- [WHAT YOU ARE ASKED TO DO]: In the records below, find each line containing the word "this" and copy it.

Data entries:
==================================================
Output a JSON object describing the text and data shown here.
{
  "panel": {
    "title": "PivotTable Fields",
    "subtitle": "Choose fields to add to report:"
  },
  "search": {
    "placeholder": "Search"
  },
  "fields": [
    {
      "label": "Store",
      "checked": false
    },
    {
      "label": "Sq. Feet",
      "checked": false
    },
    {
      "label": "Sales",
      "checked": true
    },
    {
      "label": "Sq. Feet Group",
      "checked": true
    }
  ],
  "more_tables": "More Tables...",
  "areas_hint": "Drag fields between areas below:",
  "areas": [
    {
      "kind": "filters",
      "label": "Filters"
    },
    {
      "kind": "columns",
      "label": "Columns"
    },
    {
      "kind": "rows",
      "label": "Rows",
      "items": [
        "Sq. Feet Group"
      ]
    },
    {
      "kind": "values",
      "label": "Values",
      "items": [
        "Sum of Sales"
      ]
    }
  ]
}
==================================================
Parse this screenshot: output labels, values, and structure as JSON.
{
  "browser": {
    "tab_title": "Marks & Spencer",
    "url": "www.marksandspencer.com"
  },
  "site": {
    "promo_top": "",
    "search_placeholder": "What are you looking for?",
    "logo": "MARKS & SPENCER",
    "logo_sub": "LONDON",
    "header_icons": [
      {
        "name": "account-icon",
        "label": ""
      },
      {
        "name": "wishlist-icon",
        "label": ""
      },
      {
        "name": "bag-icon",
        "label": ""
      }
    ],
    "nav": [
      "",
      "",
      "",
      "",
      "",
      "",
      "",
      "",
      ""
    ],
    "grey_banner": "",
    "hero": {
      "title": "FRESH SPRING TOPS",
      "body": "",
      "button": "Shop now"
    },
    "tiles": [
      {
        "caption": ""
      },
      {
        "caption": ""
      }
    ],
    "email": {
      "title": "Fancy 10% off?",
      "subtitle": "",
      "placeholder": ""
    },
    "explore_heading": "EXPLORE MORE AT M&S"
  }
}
==================================================
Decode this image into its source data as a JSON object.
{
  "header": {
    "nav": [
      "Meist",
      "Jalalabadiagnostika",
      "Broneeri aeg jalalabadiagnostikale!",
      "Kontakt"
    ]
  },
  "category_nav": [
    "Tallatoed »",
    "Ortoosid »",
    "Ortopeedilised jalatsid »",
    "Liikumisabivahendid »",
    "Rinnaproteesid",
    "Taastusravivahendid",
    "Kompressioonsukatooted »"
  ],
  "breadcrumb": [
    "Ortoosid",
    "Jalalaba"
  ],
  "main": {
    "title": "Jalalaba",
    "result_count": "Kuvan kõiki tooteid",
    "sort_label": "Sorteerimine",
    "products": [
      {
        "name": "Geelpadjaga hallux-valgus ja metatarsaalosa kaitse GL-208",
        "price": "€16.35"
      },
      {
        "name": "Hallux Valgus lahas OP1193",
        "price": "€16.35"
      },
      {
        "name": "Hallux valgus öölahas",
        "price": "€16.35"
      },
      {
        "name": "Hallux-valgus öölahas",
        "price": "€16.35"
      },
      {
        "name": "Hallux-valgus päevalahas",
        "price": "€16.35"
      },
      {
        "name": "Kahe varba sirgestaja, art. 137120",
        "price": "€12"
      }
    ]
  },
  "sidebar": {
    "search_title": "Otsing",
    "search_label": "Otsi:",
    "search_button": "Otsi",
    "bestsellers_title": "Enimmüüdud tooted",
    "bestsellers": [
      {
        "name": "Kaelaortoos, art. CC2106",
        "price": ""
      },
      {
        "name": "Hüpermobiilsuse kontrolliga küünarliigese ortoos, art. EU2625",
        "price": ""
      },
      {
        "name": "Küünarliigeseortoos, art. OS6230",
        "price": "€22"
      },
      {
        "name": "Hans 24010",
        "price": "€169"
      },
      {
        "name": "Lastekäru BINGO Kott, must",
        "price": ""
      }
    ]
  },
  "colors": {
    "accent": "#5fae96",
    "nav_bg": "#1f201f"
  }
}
==================================================
- [RESULT]:
Parse this screenshot: output labels, values, and structure as JSON.
Decode this image into its source data as a JSON object.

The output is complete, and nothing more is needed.